Task statement:
Below is a set of records. Repeat all of them exactly.

Part of a data file:

+++

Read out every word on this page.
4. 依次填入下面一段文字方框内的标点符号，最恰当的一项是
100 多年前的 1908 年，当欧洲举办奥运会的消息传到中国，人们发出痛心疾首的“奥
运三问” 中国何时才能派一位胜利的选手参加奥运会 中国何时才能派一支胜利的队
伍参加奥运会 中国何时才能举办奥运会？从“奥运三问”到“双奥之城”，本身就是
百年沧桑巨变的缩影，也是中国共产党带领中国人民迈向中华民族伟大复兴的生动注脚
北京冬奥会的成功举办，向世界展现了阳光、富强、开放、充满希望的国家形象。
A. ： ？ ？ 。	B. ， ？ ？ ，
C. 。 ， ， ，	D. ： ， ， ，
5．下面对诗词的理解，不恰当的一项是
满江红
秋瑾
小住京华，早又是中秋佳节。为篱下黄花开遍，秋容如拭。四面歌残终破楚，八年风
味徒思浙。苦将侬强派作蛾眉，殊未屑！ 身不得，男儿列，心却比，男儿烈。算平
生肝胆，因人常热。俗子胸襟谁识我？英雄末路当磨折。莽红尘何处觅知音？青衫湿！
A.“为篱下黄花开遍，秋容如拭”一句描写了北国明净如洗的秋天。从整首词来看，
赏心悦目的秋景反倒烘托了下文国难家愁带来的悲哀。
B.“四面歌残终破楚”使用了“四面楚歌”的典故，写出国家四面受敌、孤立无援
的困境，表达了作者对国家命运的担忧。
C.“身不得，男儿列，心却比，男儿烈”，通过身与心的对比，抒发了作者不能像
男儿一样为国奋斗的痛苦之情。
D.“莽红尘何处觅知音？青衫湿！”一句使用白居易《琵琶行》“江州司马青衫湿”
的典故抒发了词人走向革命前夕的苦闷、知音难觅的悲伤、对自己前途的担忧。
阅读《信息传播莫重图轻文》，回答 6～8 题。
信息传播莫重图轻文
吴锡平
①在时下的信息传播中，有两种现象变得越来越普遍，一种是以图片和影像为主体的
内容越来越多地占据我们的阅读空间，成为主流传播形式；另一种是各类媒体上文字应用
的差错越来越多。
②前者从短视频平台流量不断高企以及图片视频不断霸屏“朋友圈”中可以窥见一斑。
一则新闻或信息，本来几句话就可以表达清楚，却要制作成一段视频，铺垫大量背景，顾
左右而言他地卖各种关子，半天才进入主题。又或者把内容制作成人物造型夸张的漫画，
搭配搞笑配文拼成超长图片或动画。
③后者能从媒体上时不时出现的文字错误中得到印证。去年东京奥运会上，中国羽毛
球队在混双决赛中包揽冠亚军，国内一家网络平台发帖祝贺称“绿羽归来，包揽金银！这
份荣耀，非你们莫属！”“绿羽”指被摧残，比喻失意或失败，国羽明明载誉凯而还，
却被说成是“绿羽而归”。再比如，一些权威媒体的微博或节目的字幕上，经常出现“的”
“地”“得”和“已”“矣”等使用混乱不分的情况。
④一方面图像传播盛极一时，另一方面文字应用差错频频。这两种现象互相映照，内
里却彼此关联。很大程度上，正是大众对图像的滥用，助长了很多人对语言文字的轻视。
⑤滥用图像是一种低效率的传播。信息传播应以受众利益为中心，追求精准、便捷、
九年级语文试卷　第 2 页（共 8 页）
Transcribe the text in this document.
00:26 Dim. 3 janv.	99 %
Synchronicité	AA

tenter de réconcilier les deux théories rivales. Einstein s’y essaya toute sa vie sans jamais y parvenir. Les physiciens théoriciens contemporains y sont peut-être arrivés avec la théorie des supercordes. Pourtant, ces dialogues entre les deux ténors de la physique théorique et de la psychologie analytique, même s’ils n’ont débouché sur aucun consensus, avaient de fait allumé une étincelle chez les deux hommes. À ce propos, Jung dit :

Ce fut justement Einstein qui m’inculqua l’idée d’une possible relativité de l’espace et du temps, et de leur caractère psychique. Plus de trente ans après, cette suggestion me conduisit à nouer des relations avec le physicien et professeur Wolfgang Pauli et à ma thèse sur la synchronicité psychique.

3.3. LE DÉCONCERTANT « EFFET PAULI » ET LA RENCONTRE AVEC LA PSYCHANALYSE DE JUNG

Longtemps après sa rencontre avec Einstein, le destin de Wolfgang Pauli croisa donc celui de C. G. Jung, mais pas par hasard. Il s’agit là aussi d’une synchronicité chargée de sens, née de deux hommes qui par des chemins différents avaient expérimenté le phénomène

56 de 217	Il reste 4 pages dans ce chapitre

+++

Response below:
Read out every word on this page.
4. 依次填入下面一段文字方框内的标点符号，最恰当的一项是
100 多年前的 1908 年，当欧洲举办奥运会的消息传到中国，人们发出痛心疾首的“奥
运三问” 中国何时才能派一位胜利的选手参加奥运会 中国何时才能派一支胜利的队
伍参加奥运会 中国何时才能举办奥运会？从“奥运三问”到“双奥之城”，本身就是
百年沧桑巨变的缩影，也是中国共产党带领中国人民迈向中华民族伟大复兴的生动注脚
北京冬奥会的成功举办，向世界展现了阳光、富强、开放、充满希望的国家形象。
A. ： ？ ？ 。	B. ， ？ ？ ，
C. 。 ， ， ，	D. ： ， ， ，
5．下面对诗词的理解，不恰当的一项是
满江红
秋瑾
小住京华，早又是中秋佳节。为篱下黄花开遍，秋容如拭。四面歌残终破楚，八年风
味徒思浙。苦将侬强派作蛾眉，殊未屑！ 身不得，男儿列，心却比，男儿烈。算平
生肝胆，因人常热。俗子胸襟谁识我？英雄末路当磨折。莽红尘何处觅知音？青衫湿！
A.“为篱下黄花开遍，秋容如拭”一句描写了北国明净如洗的秋天。从整首词来看，
赏心悦目的秋景反倒烘托了下文国难家愁带来的悲哀。
B.“四面歌残终破楚”使用了“四面楚歌”的典故，写出国家四面受敌、孤立无援
的困境，表达了作者对国家命运的担忧。
C.“身不得，男儿列，心却比，男儿烈”，通过身与心的对比，抒发了作者不能像
男儿一样为国奋斗的痛苦之情。
D.“莽红尘何处觅知音？青衫湿！”一句使用白居易《琵琶行》“江州司马青衫湿”
的典故抒发了词人走向革命前夕的苦闷、知音难觅的悲伤、对自己前途的担忧。
阅读《信息传播莫重图轻文》，回答 6～8 题。
信息传播莫重图轻文
吴锡平
①在时下的信息传播中，有两种现象变得越来越普遍，一种是以图片和影像为主体的
内容越来越多地占据我们的阅读空间，成为主流传播形式；另一种是各类媒体上文字应用
的差错越来越多。
②前者从短视频平台流量不断高企以及图片视频不断霸屏“朋友圈”中可以窥见一斑。
一则新闻或信息，本来几句话就可以表达清楚，却要制作成一段视频，铺垫大量背景，顾
左右而言他地卖各种关子，半天才进入主题。又或者把内容制作成人物造型夸张的漫画，
搭配搞笑配文拼成超长图片或动画。
③后者能从媒体上时不时出现的文字错误中得到印证。去年东京奥运会上，中国羽毛
球队在混双决赛中包揽冠亚军，国内一家网络平台发帖祝贺称“绿羽归来，包揽金银！这
份荣耀，非你们莫属！”“绿羽”指被摧残，比喻失意或失败，国羽明明载誉凯而还，
却被说成是“绿羽而归”。再比如，一些权威媒体的微博或节目的字幕上，经常出现“的”
“地”“得”和“已”“矣”等使用混乱不分的情况。
④一方面图像传播盛极一时，另一方面文字应用差错频频。这两种现象互相映照，内
里却彼此关联。很大程度上，正是大众对图像的滥用，助长了很多人对语言文字的轻视。
⑤滥用图像是一种低效率的传播。信息传播应以受众利益为中心，追求精准、便捷、
九年级语文试卷　第 2 页（共 8 页）
Transcribe the text in this document.
00:26 Dim. 3 janv.	99 %
Synchronicité	AA

tenter de réconcilier les deux théories rivales. Einstein s’y essaya toute sa vie sans jamais y parvenir. Les physiciens théoriciens contemporains y sont peut-être arrivés avec la théorie des supercordes. Pourtant, ces dialogues entre les deux ténors de la physique théorique et de la psychologie analytique, même s’ils n’ont débouché sur aucun consensus, avaient de fait allumé une étincelle chez les deux hommes. À ce propos, Jung dit :

Ce fut justement Einstein qui m’inculqua l’idée d’une possible relativité de l’espace et du temps, et de leur caractère psychique. Plus de trente ans après, cette suggestion me conduisit à nouer des relations avec le physicien et professeur Wolfgang Pauli et à ma thèse sur la synchronicité psychique.

3.3. LE DÉCONCERTANT « EFFET PAULI » ET LA RENCONTRE AVEC LA PSYCHANALYSE DE JUNG

Longtemps après sa rencontre avec Einstein, le destin de Wolfgang Pauli croisa donc celui de C. G. Jung, mais pas par hasard. Il s’agit là aussi d’une synchronicité chargée de sens, née de deux hommes qui par des chemins différents avaient expérimenté le phénomène

56 de 217	Il reste 4 pages dans ce chapitre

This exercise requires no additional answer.